## RECORDS FOR THIS TASK
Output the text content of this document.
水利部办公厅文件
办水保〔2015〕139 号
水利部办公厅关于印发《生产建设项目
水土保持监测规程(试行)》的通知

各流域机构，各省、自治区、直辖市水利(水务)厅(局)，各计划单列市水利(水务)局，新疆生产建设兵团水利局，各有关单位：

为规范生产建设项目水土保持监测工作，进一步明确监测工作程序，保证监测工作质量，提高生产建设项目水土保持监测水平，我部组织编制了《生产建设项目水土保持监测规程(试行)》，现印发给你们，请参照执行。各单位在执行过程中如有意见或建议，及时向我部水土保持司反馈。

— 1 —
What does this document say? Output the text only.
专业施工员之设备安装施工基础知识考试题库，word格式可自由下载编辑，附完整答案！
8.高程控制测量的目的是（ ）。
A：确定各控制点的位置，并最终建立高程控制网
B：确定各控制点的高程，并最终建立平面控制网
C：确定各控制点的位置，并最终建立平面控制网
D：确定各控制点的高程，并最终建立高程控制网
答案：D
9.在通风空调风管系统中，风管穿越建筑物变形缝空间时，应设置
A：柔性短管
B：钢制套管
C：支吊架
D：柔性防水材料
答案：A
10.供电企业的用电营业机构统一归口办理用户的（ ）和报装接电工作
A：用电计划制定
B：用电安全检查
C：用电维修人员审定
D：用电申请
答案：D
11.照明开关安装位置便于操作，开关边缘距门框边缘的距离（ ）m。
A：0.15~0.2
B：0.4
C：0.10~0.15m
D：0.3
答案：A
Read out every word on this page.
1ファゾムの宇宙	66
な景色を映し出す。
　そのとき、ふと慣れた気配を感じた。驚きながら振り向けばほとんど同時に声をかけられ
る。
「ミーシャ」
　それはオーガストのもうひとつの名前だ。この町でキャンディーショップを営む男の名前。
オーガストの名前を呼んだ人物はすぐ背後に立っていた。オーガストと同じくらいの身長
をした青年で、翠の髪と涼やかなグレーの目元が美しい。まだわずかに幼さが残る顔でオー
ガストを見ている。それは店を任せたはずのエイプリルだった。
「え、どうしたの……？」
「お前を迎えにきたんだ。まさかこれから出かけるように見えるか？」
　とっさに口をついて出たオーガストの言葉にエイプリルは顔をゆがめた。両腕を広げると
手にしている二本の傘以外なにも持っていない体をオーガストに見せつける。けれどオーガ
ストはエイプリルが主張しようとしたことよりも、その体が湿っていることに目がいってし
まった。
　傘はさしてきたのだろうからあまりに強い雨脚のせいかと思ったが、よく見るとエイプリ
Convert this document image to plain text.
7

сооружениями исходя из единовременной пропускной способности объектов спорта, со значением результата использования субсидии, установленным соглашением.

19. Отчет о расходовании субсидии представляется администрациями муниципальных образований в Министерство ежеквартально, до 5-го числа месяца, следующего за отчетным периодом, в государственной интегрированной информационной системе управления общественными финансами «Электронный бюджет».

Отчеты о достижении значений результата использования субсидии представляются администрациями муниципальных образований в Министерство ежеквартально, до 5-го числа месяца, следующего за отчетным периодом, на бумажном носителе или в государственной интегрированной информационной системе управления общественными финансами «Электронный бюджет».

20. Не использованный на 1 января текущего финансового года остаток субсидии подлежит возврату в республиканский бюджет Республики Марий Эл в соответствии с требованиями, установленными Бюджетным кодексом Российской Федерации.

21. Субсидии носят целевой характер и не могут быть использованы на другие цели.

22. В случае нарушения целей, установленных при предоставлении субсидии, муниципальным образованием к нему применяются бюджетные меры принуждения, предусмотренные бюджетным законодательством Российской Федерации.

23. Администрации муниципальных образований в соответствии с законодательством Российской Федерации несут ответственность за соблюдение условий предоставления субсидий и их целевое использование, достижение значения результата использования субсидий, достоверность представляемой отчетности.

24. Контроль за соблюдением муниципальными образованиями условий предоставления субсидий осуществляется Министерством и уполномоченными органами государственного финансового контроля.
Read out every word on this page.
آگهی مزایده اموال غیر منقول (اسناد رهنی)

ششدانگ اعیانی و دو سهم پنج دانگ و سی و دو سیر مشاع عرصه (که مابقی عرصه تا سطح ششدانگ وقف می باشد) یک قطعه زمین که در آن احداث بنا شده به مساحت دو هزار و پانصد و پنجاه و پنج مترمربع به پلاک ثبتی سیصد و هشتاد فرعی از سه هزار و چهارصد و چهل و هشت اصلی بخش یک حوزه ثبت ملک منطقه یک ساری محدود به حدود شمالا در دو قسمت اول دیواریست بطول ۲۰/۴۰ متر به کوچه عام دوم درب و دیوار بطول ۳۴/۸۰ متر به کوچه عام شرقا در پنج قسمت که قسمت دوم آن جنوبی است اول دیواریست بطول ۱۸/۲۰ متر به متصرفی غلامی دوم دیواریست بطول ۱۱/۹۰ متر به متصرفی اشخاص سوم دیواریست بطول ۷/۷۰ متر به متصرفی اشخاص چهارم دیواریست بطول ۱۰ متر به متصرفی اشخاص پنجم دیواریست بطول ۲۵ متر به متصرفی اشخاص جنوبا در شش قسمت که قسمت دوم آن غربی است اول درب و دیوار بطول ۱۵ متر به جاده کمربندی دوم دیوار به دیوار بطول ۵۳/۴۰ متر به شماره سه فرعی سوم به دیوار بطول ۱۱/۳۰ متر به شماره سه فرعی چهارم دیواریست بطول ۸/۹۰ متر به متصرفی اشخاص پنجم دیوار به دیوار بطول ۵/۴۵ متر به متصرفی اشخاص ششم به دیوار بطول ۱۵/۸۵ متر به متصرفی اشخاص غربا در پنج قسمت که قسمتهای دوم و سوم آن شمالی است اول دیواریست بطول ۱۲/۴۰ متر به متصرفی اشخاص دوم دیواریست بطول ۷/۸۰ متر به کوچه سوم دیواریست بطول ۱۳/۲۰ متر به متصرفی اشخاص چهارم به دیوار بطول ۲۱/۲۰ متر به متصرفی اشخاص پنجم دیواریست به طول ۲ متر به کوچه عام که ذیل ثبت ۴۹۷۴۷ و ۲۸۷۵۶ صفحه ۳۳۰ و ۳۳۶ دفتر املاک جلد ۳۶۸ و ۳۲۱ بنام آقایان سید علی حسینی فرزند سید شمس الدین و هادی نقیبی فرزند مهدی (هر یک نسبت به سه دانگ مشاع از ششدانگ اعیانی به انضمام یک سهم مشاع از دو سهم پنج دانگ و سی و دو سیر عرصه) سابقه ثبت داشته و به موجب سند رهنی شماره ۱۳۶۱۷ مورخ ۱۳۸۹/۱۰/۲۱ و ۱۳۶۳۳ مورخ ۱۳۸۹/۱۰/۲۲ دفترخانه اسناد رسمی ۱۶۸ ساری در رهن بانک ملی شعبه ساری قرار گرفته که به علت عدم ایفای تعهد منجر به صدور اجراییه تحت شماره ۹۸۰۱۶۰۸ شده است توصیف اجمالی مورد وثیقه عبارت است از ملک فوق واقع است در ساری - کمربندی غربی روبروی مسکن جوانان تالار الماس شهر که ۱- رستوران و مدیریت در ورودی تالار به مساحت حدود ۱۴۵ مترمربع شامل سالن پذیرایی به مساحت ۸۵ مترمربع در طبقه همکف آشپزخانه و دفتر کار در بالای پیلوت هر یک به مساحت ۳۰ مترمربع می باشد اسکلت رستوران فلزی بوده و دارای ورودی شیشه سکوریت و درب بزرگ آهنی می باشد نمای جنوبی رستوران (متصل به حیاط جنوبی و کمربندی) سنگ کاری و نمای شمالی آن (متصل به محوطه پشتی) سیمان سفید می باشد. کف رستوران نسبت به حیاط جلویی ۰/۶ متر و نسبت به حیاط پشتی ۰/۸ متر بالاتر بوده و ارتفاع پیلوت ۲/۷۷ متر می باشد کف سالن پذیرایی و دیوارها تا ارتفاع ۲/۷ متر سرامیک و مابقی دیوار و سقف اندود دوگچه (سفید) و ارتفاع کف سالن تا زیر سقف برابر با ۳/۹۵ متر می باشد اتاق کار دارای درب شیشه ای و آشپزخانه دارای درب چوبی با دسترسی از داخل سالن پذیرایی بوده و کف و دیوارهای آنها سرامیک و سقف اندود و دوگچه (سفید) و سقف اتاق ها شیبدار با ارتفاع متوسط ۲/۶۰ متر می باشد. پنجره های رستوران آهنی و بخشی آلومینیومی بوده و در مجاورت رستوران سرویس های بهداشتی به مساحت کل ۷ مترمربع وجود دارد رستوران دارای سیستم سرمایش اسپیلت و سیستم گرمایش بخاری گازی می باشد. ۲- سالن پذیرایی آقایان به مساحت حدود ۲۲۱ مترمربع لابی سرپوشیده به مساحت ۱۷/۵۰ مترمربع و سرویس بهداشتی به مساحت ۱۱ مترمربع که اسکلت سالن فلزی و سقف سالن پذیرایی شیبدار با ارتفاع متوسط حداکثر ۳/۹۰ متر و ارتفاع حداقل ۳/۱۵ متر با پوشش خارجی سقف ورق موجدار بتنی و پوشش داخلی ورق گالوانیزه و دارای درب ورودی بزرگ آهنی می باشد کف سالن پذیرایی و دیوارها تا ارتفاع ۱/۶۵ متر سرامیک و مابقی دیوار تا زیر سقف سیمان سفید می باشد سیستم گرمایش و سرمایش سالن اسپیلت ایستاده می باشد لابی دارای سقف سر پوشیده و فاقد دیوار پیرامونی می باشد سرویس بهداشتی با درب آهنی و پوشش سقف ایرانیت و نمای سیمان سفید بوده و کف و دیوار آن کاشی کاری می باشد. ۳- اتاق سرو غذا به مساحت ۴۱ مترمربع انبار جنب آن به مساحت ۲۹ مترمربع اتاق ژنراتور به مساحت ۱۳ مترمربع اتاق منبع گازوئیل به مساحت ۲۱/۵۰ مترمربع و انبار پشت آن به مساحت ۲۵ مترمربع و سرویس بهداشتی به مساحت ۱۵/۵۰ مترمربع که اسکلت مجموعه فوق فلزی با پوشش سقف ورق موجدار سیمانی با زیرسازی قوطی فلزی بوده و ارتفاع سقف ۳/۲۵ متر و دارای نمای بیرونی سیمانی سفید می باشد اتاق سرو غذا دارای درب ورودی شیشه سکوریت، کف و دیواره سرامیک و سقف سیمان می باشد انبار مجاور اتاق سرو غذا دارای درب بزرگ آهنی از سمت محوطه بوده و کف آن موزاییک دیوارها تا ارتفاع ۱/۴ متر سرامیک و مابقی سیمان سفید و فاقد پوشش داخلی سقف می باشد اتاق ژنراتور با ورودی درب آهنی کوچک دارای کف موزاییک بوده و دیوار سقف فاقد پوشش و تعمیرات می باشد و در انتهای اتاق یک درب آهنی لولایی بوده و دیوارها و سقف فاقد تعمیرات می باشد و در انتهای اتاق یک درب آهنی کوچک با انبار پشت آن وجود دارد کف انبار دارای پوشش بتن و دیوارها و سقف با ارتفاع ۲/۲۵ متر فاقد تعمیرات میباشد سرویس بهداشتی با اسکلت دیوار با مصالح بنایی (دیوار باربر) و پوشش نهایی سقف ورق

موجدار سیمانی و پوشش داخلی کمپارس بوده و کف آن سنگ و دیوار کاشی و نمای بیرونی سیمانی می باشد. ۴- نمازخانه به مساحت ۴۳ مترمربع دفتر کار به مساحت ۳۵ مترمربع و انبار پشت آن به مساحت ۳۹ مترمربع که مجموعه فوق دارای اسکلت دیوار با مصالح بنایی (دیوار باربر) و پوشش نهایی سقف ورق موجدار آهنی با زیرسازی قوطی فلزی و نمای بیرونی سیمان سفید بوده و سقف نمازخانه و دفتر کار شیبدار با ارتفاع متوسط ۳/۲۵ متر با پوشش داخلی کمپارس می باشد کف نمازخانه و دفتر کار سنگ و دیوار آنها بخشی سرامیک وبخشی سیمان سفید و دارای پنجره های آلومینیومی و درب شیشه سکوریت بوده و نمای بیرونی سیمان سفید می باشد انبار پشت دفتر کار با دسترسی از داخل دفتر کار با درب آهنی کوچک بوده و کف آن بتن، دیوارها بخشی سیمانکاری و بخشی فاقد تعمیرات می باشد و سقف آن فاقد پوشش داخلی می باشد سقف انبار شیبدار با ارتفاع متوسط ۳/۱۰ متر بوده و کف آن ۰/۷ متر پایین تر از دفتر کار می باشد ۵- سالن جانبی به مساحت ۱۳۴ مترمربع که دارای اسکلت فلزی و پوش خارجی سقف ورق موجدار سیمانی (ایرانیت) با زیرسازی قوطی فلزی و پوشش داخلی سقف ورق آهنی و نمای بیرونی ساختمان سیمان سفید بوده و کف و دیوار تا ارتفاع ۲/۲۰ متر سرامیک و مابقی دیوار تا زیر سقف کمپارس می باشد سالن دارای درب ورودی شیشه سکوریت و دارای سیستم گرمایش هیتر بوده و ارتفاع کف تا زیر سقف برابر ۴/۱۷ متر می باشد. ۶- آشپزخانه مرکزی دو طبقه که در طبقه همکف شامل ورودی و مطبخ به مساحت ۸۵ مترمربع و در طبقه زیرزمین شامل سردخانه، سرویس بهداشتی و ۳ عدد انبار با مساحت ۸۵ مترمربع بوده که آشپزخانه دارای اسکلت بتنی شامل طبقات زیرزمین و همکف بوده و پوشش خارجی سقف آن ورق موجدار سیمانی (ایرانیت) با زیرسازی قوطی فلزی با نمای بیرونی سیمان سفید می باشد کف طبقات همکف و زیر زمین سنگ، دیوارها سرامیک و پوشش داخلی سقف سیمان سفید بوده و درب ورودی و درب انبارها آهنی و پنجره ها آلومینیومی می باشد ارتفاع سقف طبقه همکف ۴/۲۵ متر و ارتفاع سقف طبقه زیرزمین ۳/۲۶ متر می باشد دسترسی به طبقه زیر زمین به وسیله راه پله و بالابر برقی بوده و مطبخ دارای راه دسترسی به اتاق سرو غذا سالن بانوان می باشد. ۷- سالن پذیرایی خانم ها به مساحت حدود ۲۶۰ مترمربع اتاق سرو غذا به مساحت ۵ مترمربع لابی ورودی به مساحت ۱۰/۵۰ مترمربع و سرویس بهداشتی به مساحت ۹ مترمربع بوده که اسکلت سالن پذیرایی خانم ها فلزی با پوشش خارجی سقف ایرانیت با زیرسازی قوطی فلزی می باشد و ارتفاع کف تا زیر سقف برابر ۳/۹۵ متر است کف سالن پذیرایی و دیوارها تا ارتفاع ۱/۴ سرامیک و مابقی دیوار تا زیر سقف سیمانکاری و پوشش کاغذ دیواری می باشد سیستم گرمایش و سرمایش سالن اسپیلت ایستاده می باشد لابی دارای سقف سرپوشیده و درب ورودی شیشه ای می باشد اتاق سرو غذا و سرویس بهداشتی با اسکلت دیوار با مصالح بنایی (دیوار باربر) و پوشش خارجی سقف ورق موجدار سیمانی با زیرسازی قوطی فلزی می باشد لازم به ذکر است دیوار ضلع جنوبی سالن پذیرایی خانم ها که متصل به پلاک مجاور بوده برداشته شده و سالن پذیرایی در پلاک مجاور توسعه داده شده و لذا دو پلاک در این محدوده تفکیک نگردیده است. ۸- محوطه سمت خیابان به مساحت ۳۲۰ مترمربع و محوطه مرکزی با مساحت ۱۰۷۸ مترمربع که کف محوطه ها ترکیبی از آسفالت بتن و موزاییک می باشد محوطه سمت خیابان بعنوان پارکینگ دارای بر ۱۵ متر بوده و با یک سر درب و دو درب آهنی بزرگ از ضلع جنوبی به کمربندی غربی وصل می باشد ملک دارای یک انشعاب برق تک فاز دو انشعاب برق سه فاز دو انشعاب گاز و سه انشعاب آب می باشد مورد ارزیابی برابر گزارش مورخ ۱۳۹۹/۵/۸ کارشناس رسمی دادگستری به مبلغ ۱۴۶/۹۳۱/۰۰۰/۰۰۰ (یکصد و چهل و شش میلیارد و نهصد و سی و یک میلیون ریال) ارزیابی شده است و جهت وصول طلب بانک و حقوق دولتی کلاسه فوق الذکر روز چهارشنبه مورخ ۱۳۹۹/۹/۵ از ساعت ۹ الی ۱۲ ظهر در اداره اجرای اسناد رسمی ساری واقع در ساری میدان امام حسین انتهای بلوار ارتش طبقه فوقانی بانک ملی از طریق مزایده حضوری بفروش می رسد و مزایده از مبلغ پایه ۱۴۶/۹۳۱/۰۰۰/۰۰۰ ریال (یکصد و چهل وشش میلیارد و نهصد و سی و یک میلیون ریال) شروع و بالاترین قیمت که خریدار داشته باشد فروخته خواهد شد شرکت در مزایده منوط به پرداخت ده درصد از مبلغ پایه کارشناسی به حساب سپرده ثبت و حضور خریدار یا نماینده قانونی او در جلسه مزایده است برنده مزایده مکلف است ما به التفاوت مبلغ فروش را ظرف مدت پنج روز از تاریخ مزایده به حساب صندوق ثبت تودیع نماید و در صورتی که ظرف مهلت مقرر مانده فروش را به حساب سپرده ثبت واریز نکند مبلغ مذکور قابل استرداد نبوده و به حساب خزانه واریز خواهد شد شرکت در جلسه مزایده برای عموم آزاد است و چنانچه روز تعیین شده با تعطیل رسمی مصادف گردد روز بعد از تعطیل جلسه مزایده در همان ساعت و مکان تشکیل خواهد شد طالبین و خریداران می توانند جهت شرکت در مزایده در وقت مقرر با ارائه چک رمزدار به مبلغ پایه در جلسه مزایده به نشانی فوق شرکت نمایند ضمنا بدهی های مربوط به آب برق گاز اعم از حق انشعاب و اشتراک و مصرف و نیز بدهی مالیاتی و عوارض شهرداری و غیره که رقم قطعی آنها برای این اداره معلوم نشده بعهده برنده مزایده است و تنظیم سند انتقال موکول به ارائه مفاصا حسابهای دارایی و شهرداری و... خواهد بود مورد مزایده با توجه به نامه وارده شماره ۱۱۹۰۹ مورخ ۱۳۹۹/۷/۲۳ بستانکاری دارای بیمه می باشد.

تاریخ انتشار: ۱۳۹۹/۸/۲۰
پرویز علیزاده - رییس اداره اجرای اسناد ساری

## WRITTEN REQUEST
Within the entries above, how many lines contain "образований"? Respond with the number only.

## THE SOLUTION
3